"""

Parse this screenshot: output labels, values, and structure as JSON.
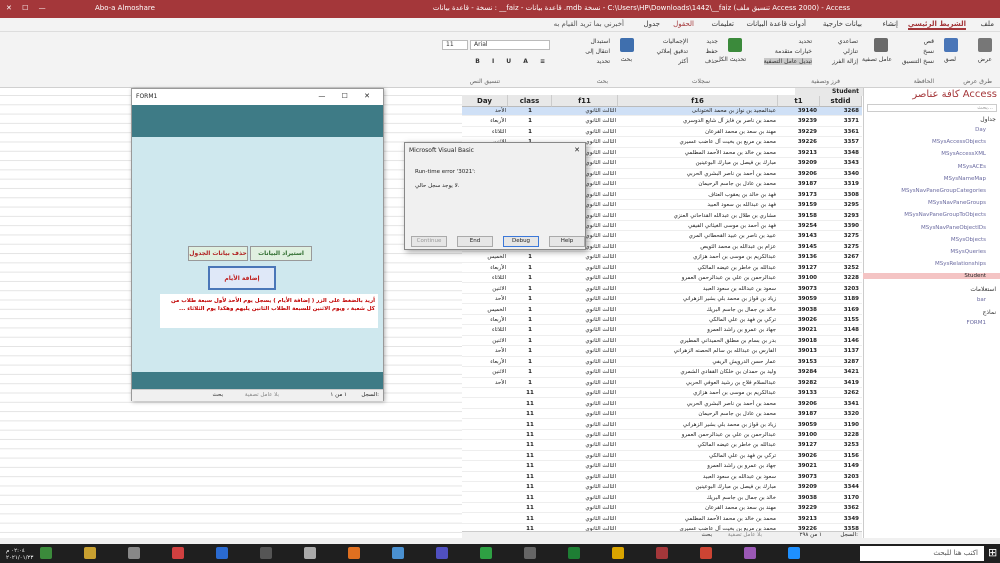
{
  "titlebar": {
    "user": "Abo-a Almoshare",
    "title": "Access - (Access 2000 تنسيق ملف) C:\\Users\\HP\\Downloads\\1442\\__faiz - نسخة mdb. قاعدة بيانات - faiz__ : نسخة - قاعدة بيانات"
  },
  "tabs": {
    "file": "ملف",
    "home": "الشريط الرئيسي",
    "create": "إنشاء",
    "external": "بيانات خارجية",
    "dbtools": "أدوات قاعدة البيانات",
    "help": "تعليمات",
    "fields": "الحقول",
    "table": "جدول",
    "tellme": "أخبرني بما تريد القيام به"
  },
  "ribbon": {
    "view": "عرض",
    "paste": "لصق",
    "cut": "قص",
    "copy": "نسخ",
    "format_painter": "نسخ التنسيق",
    "filter": "عامل تصفية",
    "ascending": "تصاعدي",
    "descending": "تنازلي",
    "remove_sort": "إزالة الفرز",
    "selection": "تحديد",
    "advanced": "خيارات متقدمة",
    "toggle_filter": "تبديل عامل التصفية",
    "refresh": "تحديث الكل",
    "new": "جديد",
    "save": "حفظ",
    "delete": "حذف",
    "totals": "الإجماليات",
    "spelling": "تدقيق إملائي",
    "more": "أكثر",
    "find": "بحث",
    "replace": "استبدال",
    "goto": "انتقال إلى",
    "select": "تحديد",
    "font": "Arial",
    "size": "11",
    "grp_views": "طرق عرض",
    "grp_clipboard": "الحافظة",
    "grp_sort": "فرز وتصفية",
    "grp_records": "سجلات",
    "grp_find": "بحث",
    "grp_text": "تنسيق النص"
  },
  "nav": {
    "title": "كافة عناصر Access",
    "search_placeholder": "بحث...",
    "tables_header": "جداول",
    "tables": [
      "Day",
      "MSysAccessObjects",
      "MSysAccessXML",
      "MSysACEs",
      "MSysNameMap",
      "MSysNavPaneGroupCategories",
      "MSysNavPaneGroups",
      "MSysNavPaneGroupToObjects",
      "MSysNavPaneObjectIDs",
      "MSysObjects",
      "MSysQueries",
      "MSysRelationships",
      "Student"
    ],
    "queries_header": "استعلامات",
    "queries": [
      "bar"
    ],
    "forms_header": "نماذج",
    "forms": [
      "FORM1"
    ]
  },
  "datasheet": {
    "tab": "Student",
    "headers": {
      "day": "Day",
      "cls": "class",
      "f11": "f11",
      "f16": "f16",
      "t1": "t1",
      "sid": "stdid"
    },
    "rows": [
      [
        "الأحد",
        "1",
        "الثالث الثانوي",
        "عبدالمجيد بن نواز بن محمد الختونانى",
        "39140",
        "3268"
      ],
      [
        "الأربعاء",
        "1",
        "الثالث الثانوي",
        "محمد بن ناصر بن فايز آل شايع الدوسري",
        "39239",
        "3371"
      ],
      [
        "الثلاثاء",
        "1",
        "الثالث الثانوي",
        "مهند بن سعد بن محمد القرعان",
        "39229",
        "3361"
      ],
      [
        "الاثنين",
        "1",
        "الثالث الثانوي",
        "محمد بن مربع بن بخيت آل عاضب عسيري",
        "39226",
        "3357"
      ],
      [
        "",
        "1",
        "الثالث الثانوي",
        "محمد بن خالد بن محمد الأحمد المطلمي",
        "39213",
        "3348"
      ],
      [
        "",
        "1",
        "الثالث الثانوي",
        "مبارك بن فيصل بن مبارك البوعينين",
        "39209",
        "3343"
      ],
      [
        "",
        "1",
        "الثالث الثانوي",
        "محمد بن أحمد بن ناصر البشري الحربي",
        "39206",
        "3340"
      ],
      [
        "",
        "1",
        "الثالث الثانوي",
        "محمد بن عادل بن جاسم الرحيمان",
        "39187",
        "3319"
      ],
      [
        "",
        "1",
        "الثالث الثانوي",
        "فهد بن خالد بن يعقوب العتاف",
        "39173",
        "3308"
      ],
      [
        "",
        "1",
        "الثالث الثانوي",
        "فهد بن عبدالله بن سعود العبيد",
        "39159",
        "3295"
      ],
      [
        "",
        "1",
        "الثالث الثانوي",
        "مشاري بن طلال بن عبدالله القداحاني العنزي",
        "39158",
        "3293"
      ],
      [
        "",
        "1",
        "الثالث الثانوي",
        "فهد بن أحمد بن موسى الغيثاني الفيفي",
        "39254",
        "3390"
      ],
      [
        "",
        "1",
        "الثالث الثانوي",
        "عبيد بن ناصر بن عبيد القحطاني المري",
        "39143",
        "3275"
      ],
      [
        "",
        "1",
        "الثالث الثانوي",
        "عزام بن عبدالله بن محمد الثويص",
        "39145",
        "3275"
      ],
      [
        "الخميس",
        "1",
        "الثالث الثانوي",
        "عبدالكريم بن موسى بن أحمد هزازي",
        "39136",
        "3267"
      ],
      [
        "الأربعاء",
        "1",
        "الثالث الثانوي",
        "عبدالله بن خاطر بن عيضه المالكي",
        "39127",
        "3252"
      ],
      [
        "الثلاثاء",
        "1",
        "الثالث الثانوي",
        "عبدالرحمن بن علي بن عبدالرحمن العمرو",
        "39100",
        "3228"
      ],
      [
        "الاثنين",
        "1",
        "الثالث الثانوي",
        "سعود بن عبدالله بن سعود العبيد",
        "39073",
        "3203"
      ],
      [
        "الأحد",
        "1",
        "الثالث الثانوي",
        "زياد بن قواز بن محمد بلي بشير الزهراني",
        "39059",
        "3189"
      ],
      [
        "الخميس",
        "1",
        "الثالث الثانوي",
        "خالد بن جمال بن جاسم البريك",
        "39038",
        "3169"
      ],
      [
        "الأربعاء",
        "1",
        "الثالث الثانوي",
        "تركي بن فهد بن علي المالكي",
        "39026",
        "3155"
      ],
      [
        "الثلاثاء",
        "1",
        "الثالث الثانوي",
        "جهاد بن عمرو بن راشد العمرو",
        "39021",
        "3148"
      ],
      [
        "الاثنين",
        "1",
        "الثالث الثانوي",
        "بدر بن بسام بن مطلق الحميداني المطيري",
        "39018",
        "3146"
      ],
      [
        "الأحد",
        "1",
        "الثالث الثانوي",
        "الفارس بن عبدالله بن سالم الحصنه الزهراني",
        "39013",
        "3137"
      ],
      [
        "الأربعاء",
        "1",
        "الثالث الثانوي",
        "عمار حسن الدرويش الريفي",
        "39153",
        "3287"
      ],
      [
        "الاثنين",
        "1",
        "الثالث الثانوي",
        "وليد بن حمدان بن خلكان القفادي الشمري",
        "39284",
        "3421"
      ],
      [
        "الأحد",
        "1",
        "الثالث الثانوي",
        "عبدالسلام فلاح بن رشيد العوفي الحربي",
        "39282",
        "3419"
      ],
      [
        "",
        "11",
        "الثالث الثانوي",
        "عبدالكريم بن موسى بن أحمد هزازي",
        "39133",
        "3262"
      ],
      [
        "",
        "11",
        "الثالث الثانوي",
        "محمد بن أحمد بن ناصر البشري الحربي",
        "39206",
        "3341"
      ],
      [
        "",
        "11",
        "الثالث الثانوي",
        "محمد بن عادل بن جاسم الرحيمان",
        "39187",
        "3320"
      ],
      [
        "",
        "11",
        "الثالث الثانوي",
        "زياد بن قواز بن محمد بلي بشير الزهراني",
        "39059",
        "3190"
      ],
      [
        "",
        "11",
        "الثالث الثانوي",
        "عبدالرحمن بن علي بن عبدالرحمن العمرو",
        "39100",
        "3228"
      ],
      [
        "",
        "11",
        "الثالث الثانوي",
        "عبدالله بن خاطر بن عيضه المالكي",
        "39127",
        "3253"
      ],
      [
        "",
        "11",
        "الثالث الثانوي",
        "تركي بن فهد بن علي المالكي",
        "39026",
        "3156"
      ],
      [
        "",
        "11",
        "الثالث الثانوي",
        "جهاد بن عمرو بن راشد العمرو",
        "39021",
        "3149"
      ],
      [
        "",
        "11",
        "الثالث الثانوي",
        "سعود بن عبدالله بن سعود العبيد",
        "39073",
        "3203"
      ],
      [
        "",
        "11",
        "الثالث الثانوي",
        "مبارك بن فيصل بن مبارك البوعينين",
        "39209",
        "3344"
      ],
      [
        "",
        "11",
        "الثالث الثانوي",
        "خالد بن جمال بن جاسم البريك",
        "39038",
        "3170"
      ],
      [
        "",
        "11",
        "الثالث الثانوي",
        "مهند بن سعد بن محمد القرعان",
        "39229",
        "3362"
      ],
      [
        "",
        "11",
        "الثالث الثانوي",
        "محمد بن خالد بن محمد الأحمد المطلمي",
        "39213",
        "3349"
      ],
      [
        "",
        "11",
        "الثالث الثانوي",
        "محمد بن مربع بن بخيت آل عاضب عسيري",
        "39226",
        "3358"
      ]
    ],
    "record_label": "السجل:",
    "record_pos": "١ من ٢٩٨",
    "no_filter": "بلا عامل تصفية",
    "search": "بحث"
  },
  "form1": {
    "title": "FORM1",
    "btn_import": "استيراد البيانات",
    "btn_delete": "حذف بيانات الجدول",
    "btn_add_days": "إضافة الأيام",
    "note": "أريد بالضغط على الزر ( إضافة الأيام ) يسجل يوم الأحد لأول سبعة طلاب من كل شعبة ، ويوم الاثنين للسبعة الطلاب الثانين يليهم وهكذا يوم الثلاثاء ...",
    "record_label": "السجل:",
    "record_pos": "١ من ١",
    "no_filter": "بلا عامل تصفية",
    "search": "بحث"
  },
  "msgbox": {
    "title": "Microsoft Visual Basic",
    "error": "Run-time error '3021':",
    "message": "لا يوجد سجل حالي.",
    "continue": "Continue",
    "end": "End",
    "debug": "Debug",
    "help": "Help"
  },
  "taskbar": {
    "search": "اكتب هنا للبحث",
    "time": "٠٢:٠٤ م",
    "date": "٢٠٢١/٠١/٢٣"
  }
}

"""

Ascertain the number of lines in the entries that include the word "time", and report only that number.

> [SOLUTION TO THIS EXERCISE]
2